◆ **EXERCISE TASK**
Transcribe each line exactly.

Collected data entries

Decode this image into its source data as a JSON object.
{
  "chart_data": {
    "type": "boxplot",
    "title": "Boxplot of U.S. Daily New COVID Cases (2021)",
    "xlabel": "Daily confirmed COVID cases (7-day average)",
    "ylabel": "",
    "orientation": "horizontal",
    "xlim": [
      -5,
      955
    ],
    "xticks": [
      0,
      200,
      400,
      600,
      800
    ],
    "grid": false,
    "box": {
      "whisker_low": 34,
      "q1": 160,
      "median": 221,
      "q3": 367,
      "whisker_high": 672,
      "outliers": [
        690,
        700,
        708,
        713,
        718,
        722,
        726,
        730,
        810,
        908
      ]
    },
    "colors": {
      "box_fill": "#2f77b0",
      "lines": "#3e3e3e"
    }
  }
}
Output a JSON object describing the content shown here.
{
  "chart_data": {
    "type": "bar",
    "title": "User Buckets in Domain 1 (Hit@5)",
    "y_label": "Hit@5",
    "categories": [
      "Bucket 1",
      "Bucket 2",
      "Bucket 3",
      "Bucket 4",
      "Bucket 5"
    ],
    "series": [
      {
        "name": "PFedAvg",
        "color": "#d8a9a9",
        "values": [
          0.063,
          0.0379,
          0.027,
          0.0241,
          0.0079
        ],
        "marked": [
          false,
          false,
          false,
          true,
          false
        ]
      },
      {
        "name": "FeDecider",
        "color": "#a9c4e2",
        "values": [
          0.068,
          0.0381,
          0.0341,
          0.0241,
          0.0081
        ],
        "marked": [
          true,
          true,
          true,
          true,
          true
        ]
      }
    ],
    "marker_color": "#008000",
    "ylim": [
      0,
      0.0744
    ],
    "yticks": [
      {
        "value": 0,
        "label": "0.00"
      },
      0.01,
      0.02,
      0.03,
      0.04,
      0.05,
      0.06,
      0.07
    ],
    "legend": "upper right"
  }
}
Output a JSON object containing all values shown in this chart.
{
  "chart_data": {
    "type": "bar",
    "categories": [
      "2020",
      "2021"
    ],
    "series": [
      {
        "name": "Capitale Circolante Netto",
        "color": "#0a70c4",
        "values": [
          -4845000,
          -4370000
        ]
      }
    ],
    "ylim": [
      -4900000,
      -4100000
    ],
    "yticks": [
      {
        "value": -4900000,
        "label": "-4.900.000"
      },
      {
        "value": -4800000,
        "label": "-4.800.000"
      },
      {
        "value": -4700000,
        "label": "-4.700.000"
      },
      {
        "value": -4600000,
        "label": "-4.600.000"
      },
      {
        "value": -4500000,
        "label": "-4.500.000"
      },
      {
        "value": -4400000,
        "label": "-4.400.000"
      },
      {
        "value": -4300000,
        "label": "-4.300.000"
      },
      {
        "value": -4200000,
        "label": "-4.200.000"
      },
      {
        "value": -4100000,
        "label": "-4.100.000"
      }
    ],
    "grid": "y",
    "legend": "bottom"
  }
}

◆ **OUTPUT**
Decode this image into its source data as a JSON object.
{
  "chart_data": {
    "type": "boxplot",
    "title": "Boxplot of U.S. Daily New COVID Cases (2021)",
    "xlabel": "Daily confirmed COVID cases (7-day average)",
    "ylabel": "",
    "orientation": "horizontal",
    "xlim": [
      -5,
      955
    ],
    "xticks": [
      0,
      200,
      400,
      600,
      800
    ],
    "grid": false,
    "box": {
      "whisker_low": 34,
      "q1": 160,
      "median": 221,
      "q3": 367,
      "whisker_high": 672,
      "outliers": [
        690,
        700,
        708,
        713,
        718,
        722,
        726,
        730,
        810,
        908
      ]
    },
    "colors": {
      "box_fill": "#2f77b0",
      "lines": "#3e3e3e"
    }
  }
}
Output a JSON object describing the content shown here.
{
  "chart_data": {
    "type": "bar",
    "title": "User Buckets in Domain 1 (Hit@5)",
    "y_label": "Hit@5",
    "categories": [
      "Bucket 1",
      "Bucket 2",
      "Bucket 3",
      "Bucket 4",
      "Bucket 5"
    ],
    "series": [
      {
        "name": "PFedAvg",
        "color": "#d8a9a9",
        "values": [
          0.063,
          0.0379,
          0.027,
          0.0241,
          0.0079
        ],
        "marked": [
          false,
          false,
          false,
          true,
          false
        ]
      },
      {
        "name": "FeDecider",
        "color": "#a9c4e2",
        "values": [
          0.068,
          0.0381,
          0.0341,
          0.0241,
          0.0081
        ],
        "marked": [
          true,
          true,
          true,
          true,
          true
        ]
      }
    ],
    "marker_color": "#008000",
    "ylim": [
      0,
      0.0744
    ],
    "yticks": [
      {
        "value": 0,
        "label": "0.00"
      },
      0.01,
      0.02,
      0.03,
      0.04,
      0.05,
      0.06,
      0.07
    ],
    "legend": "upper right"
  }
}
Output a JSON object containing all values shown in this chart.
{
  "chart_data": {
    "type": "bar",
    "categories": [
      "2020",
      "2021"
    ],
    "series": [
      {
        "name": "Capitale Circolante Netto",
        "color": "#0a70c4",
        "values": [
          -4845000,
          -4370000
        ]
      }
    ],
    "ylim": [
      -4900000,
      -4100000
    ],
    "yticks": [
      {
        "value": -4900000,
        "label": "-4.900.000"
      },
      {
        "value": -4800000,
        "label": "-4.800.000"
      },
      {
        "value": -4700000,
        "label": "-4.700.000"
      },
      {
        "value": -4600000,
        "label": "-4.600.000"
      },
      {
        "value": -4500000,
        "label": "-4.500.000"
      },
      {
        "value": -4400000,
        "label": "-4.400.000"
      },
      {
        "value": -4300000,
        "label": "-4.300.000"
      },
      {
        "value": -4200000,
        "label": "-4.200.000"
      },
      {
        "value": -4100000,
        "label": "-4.100.000"
      }
    ],
    "grid": "y",
    "legend": "bottom"
  }
}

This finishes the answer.